• [Stored data entries]
# # #

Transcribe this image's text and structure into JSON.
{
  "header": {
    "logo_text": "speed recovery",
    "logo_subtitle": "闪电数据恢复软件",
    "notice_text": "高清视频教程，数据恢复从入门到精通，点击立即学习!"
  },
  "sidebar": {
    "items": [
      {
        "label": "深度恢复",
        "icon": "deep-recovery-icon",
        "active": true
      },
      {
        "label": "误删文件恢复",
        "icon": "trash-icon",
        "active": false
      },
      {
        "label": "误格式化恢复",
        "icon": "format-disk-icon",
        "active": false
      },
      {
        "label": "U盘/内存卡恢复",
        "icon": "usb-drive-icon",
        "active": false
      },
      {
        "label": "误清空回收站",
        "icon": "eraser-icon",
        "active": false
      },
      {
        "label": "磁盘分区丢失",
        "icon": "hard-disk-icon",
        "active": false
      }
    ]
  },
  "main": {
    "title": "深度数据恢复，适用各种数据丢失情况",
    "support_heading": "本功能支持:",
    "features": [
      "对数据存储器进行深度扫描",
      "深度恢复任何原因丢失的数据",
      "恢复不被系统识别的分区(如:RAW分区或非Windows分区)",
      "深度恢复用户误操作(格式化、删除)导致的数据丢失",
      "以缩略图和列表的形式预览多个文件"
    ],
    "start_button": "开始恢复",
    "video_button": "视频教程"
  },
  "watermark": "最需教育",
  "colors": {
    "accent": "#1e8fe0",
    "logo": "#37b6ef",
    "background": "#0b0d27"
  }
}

# # #

Print the listing above in its entirety, with every line exact.

• [Exercise solution]
Transcribe this image's text and structure into JSON.
{
  "header": {
    "logo_text": "speed recovery",
    "logo_subtitle": "闪电数据恢复软件",
    "notice_text": "高清视频教程，数据恢复从入门到精通，点击立即学习!"
  },
  "sidebar": {
    "items": [
      {
        "label": "深度恢复",
        "icon": "deep-recovery-icon",
        "active": true
      },
      {
        "label": "误删文件恢复",
        "icon": "trash-icon",
        "active": false
      },
      {
        "label": "误格式化恢复",
        "icon": "format-disk-icon",
        "active": false
      },
      {
        "label": "U盘/内存卡恢复",
        "icon": "usb-drive-icon",
        "active": false
      },
      {
        "label": "误清空回收站",
        "icon": "eraser-icon",
        "active": false
      },
      {
        "label": "磁盘分区丢失",
        "icon": "hard-disk-icon",
        "active": false
      }
    ]
  },
  "main": {
    "title": "深度数据恢复，适用各种数据丢失情况",
    "support_heading": "本功能支持:",
    "features": [
      "对数据存储器进行深度扫描",
      "深度恢复任何原因丢失的数据",
      "恢复不被系统识别的分区(如:RAW分区或非Windows分区)",
      "深度恢复用户误操作(格式化、删除)导致的数据丢失",
      "以缩略图和列表的形式预览多个文件"
    ],
    "start_button": "开始恢复",
    "video_button": "视频教程"
  },
  "watermark": "最需教育",
  "colors": {
    "accent": "#1e8fe0",
    "logo": "#37b6ef",
    "background": "#0b0d27"
  }
}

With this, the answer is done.